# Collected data
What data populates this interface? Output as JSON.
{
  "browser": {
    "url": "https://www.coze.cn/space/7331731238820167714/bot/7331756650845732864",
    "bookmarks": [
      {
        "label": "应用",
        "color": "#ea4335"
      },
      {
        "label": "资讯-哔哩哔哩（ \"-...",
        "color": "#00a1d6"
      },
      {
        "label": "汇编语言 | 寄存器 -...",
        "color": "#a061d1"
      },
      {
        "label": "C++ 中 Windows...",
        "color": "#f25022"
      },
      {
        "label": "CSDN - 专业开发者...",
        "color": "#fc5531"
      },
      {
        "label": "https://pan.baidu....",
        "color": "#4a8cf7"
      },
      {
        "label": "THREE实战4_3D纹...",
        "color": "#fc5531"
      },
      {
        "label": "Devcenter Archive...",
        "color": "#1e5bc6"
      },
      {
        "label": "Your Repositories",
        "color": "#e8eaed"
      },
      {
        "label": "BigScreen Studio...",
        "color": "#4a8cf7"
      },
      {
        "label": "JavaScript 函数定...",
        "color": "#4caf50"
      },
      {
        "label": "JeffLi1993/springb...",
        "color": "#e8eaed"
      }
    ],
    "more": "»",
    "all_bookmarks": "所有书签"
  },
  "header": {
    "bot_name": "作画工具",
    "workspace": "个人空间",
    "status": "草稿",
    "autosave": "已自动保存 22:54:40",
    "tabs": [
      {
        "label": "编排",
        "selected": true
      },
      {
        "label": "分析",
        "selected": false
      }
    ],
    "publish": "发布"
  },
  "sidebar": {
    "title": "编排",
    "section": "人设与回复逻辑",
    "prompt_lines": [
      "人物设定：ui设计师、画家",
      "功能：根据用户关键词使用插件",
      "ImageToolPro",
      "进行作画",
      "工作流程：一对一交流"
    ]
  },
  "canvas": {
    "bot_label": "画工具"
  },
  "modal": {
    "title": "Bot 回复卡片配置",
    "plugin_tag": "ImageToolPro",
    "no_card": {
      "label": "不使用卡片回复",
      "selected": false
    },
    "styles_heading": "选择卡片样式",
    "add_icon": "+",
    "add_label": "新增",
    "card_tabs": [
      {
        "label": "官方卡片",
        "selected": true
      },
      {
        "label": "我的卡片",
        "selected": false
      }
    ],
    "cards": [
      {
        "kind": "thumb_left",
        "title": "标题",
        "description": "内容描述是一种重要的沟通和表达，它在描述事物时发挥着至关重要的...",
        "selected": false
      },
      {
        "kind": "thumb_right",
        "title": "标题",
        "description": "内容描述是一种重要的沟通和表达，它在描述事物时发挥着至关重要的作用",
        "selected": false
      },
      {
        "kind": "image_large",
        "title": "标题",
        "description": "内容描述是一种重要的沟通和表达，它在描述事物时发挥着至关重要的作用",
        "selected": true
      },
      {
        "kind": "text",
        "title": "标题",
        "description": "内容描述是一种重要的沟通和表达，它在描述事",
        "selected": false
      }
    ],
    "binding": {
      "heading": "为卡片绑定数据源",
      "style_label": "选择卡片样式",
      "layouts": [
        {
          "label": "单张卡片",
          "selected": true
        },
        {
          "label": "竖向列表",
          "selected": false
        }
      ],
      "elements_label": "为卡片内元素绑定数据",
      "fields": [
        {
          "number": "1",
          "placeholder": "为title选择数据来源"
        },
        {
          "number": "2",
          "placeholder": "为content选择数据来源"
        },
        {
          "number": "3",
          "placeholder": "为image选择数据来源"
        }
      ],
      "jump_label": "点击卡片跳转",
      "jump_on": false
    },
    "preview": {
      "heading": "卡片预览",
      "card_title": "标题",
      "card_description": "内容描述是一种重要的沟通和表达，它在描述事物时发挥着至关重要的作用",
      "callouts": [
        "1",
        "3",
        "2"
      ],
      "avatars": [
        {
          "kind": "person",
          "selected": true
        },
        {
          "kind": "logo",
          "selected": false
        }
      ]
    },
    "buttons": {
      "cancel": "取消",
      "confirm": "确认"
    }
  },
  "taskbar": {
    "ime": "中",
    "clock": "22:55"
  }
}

# GIVEN TASK
Take the lines above and print them exactly.

# WRITTEN RESPONSE
What data populates this interface? Output as JSON.
{
  "browser": {
    "url": "https://www.coze.cn/space/7331731238820167714/bot/7331756650845732864",
    "bookmarks": [
      {
        "label": "应用",
        "color": "#ea4335"
      },
      {
        "label": "资讯-哔哩哔哩（ \"-...",
        "color": "#00a1d6"
      },
      {
        "label": "汇编语言 | 寄存器 -...",
        "color": "#a061d1"
      },
      {
        "label": "C++ 中 Windows...",
        "color": "#f25022"
      },
      {
        "label": "CSDN - 专业开发者...",
        "color": "#fc5531"
      },
      {
        "label": "https://pan.baidu....",
        "color": "#4a8cf7"
      },
      {
        "label": "THREE实战4_3D纹...",
        "color": "#fc5531"
      },
      {
        "label": "Devcenter Archive...",
        "color": "#1e5bc6"
      },
      {
        "label": "Your Repositories",
        "color": "#e8eaed"
      },
      {
        "label": "BigScreen Studio...",
        "color": "#4a8cf7"
      },
      {
        "label": "JavaScript 函数定...",
        "color": "#4caf50"
      },
      {
        "label": "JeffLi1993/springb...",
        "color": "#e8eaed"
      }
    ],
    "more": "»",
    "all_bookmarks": "所有书签"
  },
  "header": {
    "bot_name": "作画工具",
    "workspace": "个人空间",
    "status": "草稿",
    "autosave": "已自动保存 22:54:40",
    "tabs": [
      {
        "label": "编排",
        "selected": true
      },
      {
        "label": "分析",
        "selected": false
      }
    ],
    "publish": "发布"
  },
  "sidebar": {
    "title": "编排",
    "section": "人设与回复逻辑",
    "prompt_lines": [
      "人物设定：ui设计师、画家",
      "功能：根据用户关键词使用插件",
      "ImageToolPro",
      "进行作画",
      "工作流程：一对一交流"
    ]
  },
  "canvas": {
    "bot_label": "画工具"
  },
  "modal": {
    "title": "Bot 回复卡片配置",
    "plugin_tag": "ImageToolPro",
    "no_card": {
      "label": "不使用卡片回复",
      "selected": false
    },
    "styles_heading": "选择卡片样式",
    "add_icon": "+",
    "add_label": "新增",
    "card_tabs": [
      {
        "label": "官方卡片",
        "selected": true
      },
      {
        "label": "我的卡片",
        "selected": false
      }
    ],
    "cards": [
      {
        "kind": "thumb_left",
        "title": "标题",
        "description": "内容描述是一种重要的沟通和表达，它在描述事物时发挥着至关重要的...",
        "selected": false
      },
      {
        "kind": "thumb_right",
        "title": "标题",
        "description": "内容描述是一种重要的沟通和表达，它在描述事物时发挥着至关重要的作用",
        "selected": false
      },
      {
        "kind": "image_large",
        "title": "标题",
        "description": "内容描述是一种重要的沟通和表达，它在描述事物时发挥着至关重要的作用",
        "selected": true
      },
      {
        "kind": "text",
        "title": "标题",
        "description": "内容描述是一种重要的沟通和表达，它在描述事",
        "selected": false
      }
    ],
    "binding": {
      "heading": "为卡片绑定数据源",
      "style_label": "选择卡片样式",
      "layouts": [
        {
          "label": "单张卡片",
          "selected": true
        },
        {
          "label": "竖向列表",
          "selected": false
        }
      ],
      "elements_label": "为卡片内元素绑定数据",
      "fields": [
        {
          "number": "1",
          "placeholder": "为title选择数据来源"
        },
        {
          "number": "2",
          "placeholder": "为content选择数据来源"
        },
        {
          "number": "3",
          "placeholder": "为image选择数据来源"
        }
      ],
      "jump_label": "点击卡片跳转",
      "jump_on": false
    },
    "preview": {
      "heading": "卡片预览",
      "card_title": "标题",
      "card_description": "内容描述是一种重要的沟通和表达，它在描述事物时发挥着至关重要的作用",
      "callouts": [
        "1",
        "3",
        "2"
      ],
      "avatars": [
        {
          "kind": "person",
          "selected": true
        },
        {
          "kind": "logo",
          "selected": false
        }
      ]
    },
    "buttons": {
      "cancel": "取消",
      "confirm": "确认"
    }
  },
  "taskbar": {
    "ime": "中",
    "clock": "22:55"
  }
}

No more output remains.